INSTRUCTIONS FOR THE TASK: Send back the entries below exactly as they appear.

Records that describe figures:

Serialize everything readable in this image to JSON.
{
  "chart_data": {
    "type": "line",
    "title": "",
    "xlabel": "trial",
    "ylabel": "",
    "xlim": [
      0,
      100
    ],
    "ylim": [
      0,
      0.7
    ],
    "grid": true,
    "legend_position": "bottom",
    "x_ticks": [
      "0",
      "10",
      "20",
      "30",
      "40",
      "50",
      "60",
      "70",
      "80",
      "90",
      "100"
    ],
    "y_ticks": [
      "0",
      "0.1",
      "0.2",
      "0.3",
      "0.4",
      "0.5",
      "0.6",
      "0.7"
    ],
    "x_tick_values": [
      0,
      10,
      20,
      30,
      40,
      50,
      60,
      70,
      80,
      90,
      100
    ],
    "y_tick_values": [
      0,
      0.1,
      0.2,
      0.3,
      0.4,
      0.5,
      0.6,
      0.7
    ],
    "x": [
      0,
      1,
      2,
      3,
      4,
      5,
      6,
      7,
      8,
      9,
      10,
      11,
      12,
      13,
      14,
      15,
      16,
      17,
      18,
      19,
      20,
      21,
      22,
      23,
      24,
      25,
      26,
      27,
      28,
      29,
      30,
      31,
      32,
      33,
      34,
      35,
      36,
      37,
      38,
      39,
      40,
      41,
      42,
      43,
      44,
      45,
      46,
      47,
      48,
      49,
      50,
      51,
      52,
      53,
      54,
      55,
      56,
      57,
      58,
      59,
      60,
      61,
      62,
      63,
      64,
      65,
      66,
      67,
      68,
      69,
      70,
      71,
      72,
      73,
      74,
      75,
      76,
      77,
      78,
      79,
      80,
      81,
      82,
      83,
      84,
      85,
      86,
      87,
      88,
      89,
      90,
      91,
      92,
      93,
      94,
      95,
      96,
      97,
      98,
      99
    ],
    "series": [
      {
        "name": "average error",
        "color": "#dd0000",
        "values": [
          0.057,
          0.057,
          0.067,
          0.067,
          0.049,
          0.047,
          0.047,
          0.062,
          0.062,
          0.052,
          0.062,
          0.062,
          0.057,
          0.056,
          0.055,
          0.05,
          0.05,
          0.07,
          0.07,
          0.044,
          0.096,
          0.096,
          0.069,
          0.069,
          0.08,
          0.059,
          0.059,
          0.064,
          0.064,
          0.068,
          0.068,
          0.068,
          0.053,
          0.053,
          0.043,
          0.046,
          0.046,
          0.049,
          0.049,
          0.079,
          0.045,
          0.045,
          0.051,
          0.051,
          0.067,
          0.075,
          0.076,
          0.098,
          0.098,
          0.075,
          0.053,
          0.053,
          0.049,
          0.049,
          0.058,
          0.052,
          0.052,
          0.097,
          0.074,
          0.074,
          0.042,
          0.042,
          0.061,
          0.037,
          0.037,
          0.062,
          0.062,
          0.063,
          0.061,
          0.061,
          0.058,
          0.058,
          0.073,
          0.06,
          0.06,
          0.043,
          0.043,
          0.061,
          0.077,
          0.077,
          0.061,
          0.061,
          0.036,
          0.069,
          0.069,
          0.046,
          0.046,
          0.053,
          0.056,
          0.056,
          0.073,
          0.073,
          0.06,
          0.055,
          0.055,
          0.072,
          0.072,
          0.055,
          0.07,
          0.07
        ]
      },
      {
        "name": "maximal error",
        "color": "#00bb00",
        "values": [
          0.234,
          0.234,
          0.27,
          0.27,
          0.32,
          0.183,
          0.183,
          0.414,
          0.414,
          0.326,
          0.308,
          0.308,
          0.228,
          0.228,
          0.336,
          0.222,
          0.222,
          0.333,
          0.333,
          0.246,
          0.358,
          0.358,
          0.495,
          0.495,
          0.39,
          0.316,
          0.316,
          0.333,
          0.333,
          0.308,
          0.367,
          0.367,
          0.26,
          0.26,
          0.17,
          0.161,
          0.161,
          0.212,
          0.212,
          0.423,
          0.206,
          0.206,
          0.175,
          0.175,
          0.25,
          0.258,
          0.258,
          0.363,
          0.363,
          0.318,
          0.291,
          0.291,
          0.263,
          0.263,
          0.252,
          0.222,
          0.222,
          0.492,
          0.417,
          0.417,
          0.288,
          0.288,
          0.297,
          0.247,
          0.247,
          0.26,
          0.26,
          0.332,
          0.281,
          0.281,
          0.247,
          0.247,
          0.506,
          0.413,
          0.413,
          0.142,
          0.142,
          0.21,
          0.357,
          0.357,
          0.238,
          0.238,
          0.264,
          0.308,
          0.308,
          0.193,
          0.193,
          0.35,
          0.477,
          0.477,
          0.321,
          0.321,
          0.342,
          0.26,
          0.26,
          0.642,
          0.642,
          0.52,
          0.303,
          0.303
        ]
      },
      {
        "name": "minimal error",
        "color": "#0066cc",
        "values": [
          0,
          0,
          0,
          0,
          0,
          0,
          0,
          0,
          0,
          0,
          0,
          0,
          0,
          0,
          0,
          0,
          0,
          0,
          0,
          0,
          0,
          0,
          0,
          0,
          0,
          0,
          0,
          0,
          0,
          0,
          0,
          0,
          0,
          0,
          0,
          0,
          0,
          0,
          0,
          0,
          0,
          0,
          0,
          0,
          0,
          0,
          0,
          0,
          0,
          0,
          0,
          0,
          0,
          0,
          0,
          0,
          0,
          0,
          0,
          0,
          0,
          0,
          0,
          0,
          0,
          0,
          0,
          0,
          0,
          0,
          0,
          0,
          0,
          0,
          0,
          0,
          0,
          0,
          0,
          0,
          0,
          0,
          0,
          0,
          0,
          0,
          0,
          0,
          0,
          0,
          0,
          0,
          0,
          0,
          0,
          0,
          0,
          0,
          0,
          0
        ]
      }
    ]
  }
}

RESULT FOR THIS TASK:
Serialize everything readable in this image to JSON.
{
  "chart_data": {
    "type": "line",
    "title": "",
    "xlabel": "trial",
    "ylabel": "",
    "xlim": [
      0,
      100
    ],
    "ylim": [
      0,
      0.7
    ],
    "grid": true,
    "legend_position": "bottom",
    "x_ticks": [
      "0",
      "10",
      "20",
      "30",
      "40",
      "50",
      "60",
      "70",
      "80",
      "90",
      "100"
    ],
    "y_ticks": [
      "0",
      "0.1",
      "0.2",
      "0.3",
      "0.4",
      "0.5",
      "0.6",
      "0.7"
    ],
    "x_tick_values": [
      0,
      10,
      20,
      30,
      40,
      50,
      60,
      70,
      80,
      90,
      100
    ],
    "y_tick_values": [
      0,
      0.1,
      0.2,
      0.3,
      0.4,
      0.5,
      0.6,
      0.7
    ],
    "x": [
      0,
      1,
      2,
      3,
      4,
      5,
      6,
      7,
      8,
      9,
      10,
      11,
      12,
      13,
      14,
      15,
      16,
      17,
      18,
      19,
      20,
      21,
      22,
      23,
      24,
      25,
      26,
      27,
      28,
      29,
      30,
      31,
      32,
      33,
      34,
      35,
      36,
      37,
      38,
      39,
      40,
      41,
      42,
      43,
      44,
      45,
      46,
      47,
      48,
      49,
      50,
      51,
      52,
      53,
      54,
      55,
      56,
      57,
      58,
      59,
      60,
      61,
      62,
      63,
      64,
      65,
      66,
      67,
      68,
      69,
      70,
      71,
      72,
      73,
      74,
      75,
      76,
      77,
      78,
      79,
      80,
      81,
      82,
      83,
      84,
      85,
      86,
      87,
      88,
      89,
      90,
      91,
      92,
      93,
      94,
      95,
      96,
      97,
      98,
      99
    ],
    "series": [
      {
        "name": "average error",
        "color": "#dd0000",
        "values": [
          0.057,
          0.057,
          0.067,
          0.067,
          0.049,
          0.047,
          0.047,
          0.062,
          0.062,
          0.052,
          0.062,
          0.062,
          0.057,
          0.056,
          0.055,
          0.05,
          0.05,
          0.07,
          0.07,
          0.044,
          0.096,
          0.096,
          0.069,
          0.069,
          0.08,
          0.059,
          0.059,
          0.064,
          0.064,
          0.068,
          0.068,
          0.068,
          0.053,
          0.053,
          0.043,
          0.046,
          0.046,
          0.049,
          0.049,
          0.079,
          0.045,
          0.045,
          0.051,
          0.051,
          0.067,
          0.075,
          0.076,
          0.098,
          0.098,
          0.075,
          0.053,
          0.053,
          0.049,
          0.049,
          0.058,
          0.052,
          0.052,
          0.097,
          0.074,
          0.074,
          0.042,
          0.042,
          0.061,
          0.037,
          0.037,
          0.062,
          0.062,
          0.063,
          0.061,
          0.061,
          0.058,
          0.058,
          0.073,
          0.06,
          0.06,
          0.043,
          0.043,
          0.061,
          0.077,
          0.077,
          0.061,
          0.061,
          0.036,
          0.069,
          0.069,
          0.046,
          0.046,
          0.053,
          0.056,
          0.056,
          0.073,
          0.073,
          0.06,
          0.055,
          0.055,
          0.072,
          0.072,
          0.055,
          0.07,
          0.07
        ]
      },
      {
        "name": "maximal error",
        "color": "#00bb00",
        "values": [
          0.234,
          0.234,
          0.27,
          0.27,
          0.32,
          0.183,
          0.183,
          0.414,
          0.414,
          0.326,
          0.308,
          0.308,
          0.228,
          0.228,
          0.336,
          0.222,
          0.222,
          0.333,
          0.333,
          0.246,
          0.358,
          0.358,
          0.495,
          0.495,
          0.39,
          0.316,
          0.316,
          0.333,
          0.333,
          0.308,
          0.367,
          0.367,
          0.26,
          0.26,
          0.17,
          0.161,
          0.161,
          0.212,
          0.212,
          0.423,
          0.206,
          0.206,
          0.175,
          0.175,
          0.25,
          0.258,
          0.258,
          0.363,
          0.363,
          0.318,
          0.291,
          0.291,
          0.263,
          0.263,
          0.252,
          0.222,
          0.222,
          0.492,
          0.417,
          0.417,
          0.288,
          0.288,
          0.297,
          0.247,
          0.247,
          0.26,
          0.26,
          0.332,
          0.281,
          0.281,
          0.247,
          0.247,
          0.506,
          0.413,
          0.413,
          0.142,
          0.142,
          0.21,
          0.357,
          0.357,
          0.238,
          0.238,
          0.264,
          0.308,
          0.308,
          0.193,
          0.193,
          0.35,
          0.477,
          0.477,
          0.321,
          0.321,
          0.342,
          0.26,
          0.26,
          0.642,
          0.642,
          0.52,
          0.303,
          0.303
        ]
      },
      {
        "name": "minimal error",
        "color": "#0066cc",
        "values": [
          0,
          0,
          0,
          0,
          0,
          0,
          0,
          0,
          0,
          0,
          0,
          0,
          0,
          0,
          0,
          0,
          0,
          0,
          0,
          0,
          0,
          0,
          0,
          0,
          0,
          0,
          0,
          0,
          0,
          0,
          0,
          0,
          0,
          0,
          0,
          0,
          0,
          0,
          0,
          0,
          0,
          0,
          0,
          0,
          0,
          0,
          0,
          0,
          0,
          0,
          0,
          0,
          0,
          0,
          0,
          0,
          0,
          0,
          0,
          0,
          0,
          0,
          0,
          0,
          0,
          0,
          0,
          0,
          0,
          0,
          0,
          0,
          0,
          0,
          0,
          0,
          0,
          0,
          0,
          0,
          0,
          0,
          0,
          0,
          0,
          0,
          0,
          0,
          0,
          0,
          0,
          0,
          0,
          0,
          0,
          0,
          0,
          0,
          0,
          0
        ]
      }
    ]
  }
}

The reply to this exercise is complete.